[Extracted records]
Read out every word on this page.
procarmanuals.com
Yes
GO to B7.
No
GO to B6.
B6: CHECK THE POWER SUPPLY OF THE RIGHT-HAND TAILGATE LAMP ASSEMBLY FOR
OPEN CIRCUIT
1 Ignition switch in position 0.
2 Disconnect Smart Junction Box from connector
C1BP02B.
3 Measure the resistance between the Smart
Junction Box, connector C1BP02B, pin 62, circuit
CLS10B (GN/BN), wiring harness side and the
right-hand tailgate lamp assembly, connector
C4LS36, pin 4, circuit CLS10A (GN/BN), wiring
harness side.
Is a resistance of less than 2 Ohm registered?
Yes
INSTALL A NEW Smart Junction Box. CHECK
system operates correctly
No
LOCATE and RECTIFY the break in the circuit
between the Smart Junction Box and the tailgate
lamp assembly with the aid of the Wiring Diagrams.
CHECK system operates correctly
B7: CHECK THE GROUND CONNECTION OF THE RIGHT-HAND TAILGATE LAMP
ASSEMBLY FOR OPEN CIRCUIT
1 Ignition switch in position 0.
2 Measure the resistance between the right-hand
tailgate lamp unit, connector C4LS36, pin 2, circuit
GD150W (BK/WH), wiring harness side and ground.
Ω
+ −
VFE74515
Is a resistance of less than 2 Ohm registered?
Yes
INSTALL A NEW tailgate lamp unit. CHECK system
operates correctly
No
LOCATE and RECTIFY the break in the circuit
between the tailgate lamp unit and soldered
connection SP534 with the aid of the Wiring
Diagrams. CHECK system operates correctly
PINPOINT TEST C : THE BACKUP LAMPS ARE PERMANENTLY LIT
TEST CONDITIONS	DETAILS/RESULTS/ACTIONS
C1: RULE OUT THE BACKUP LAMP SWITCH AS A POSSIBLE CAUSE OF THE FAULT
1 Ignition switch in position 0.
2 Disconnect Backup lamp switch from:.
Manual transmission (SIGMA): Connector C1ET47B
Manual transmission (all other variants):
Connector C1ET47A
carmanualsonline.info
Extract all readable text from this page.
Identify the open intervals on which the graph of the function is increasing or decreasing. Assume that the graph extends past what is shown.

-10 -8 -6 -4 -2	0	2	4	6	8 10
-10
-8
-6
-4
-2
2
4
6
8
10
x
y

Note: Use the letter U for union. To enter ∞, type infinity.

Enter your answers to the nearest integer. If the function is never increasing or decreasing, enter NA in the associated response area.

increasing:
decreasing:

# Written problem:
Each line in the material either holds the string "Junction" or does not. State how many do, and nothing else.

# Solved problem:
4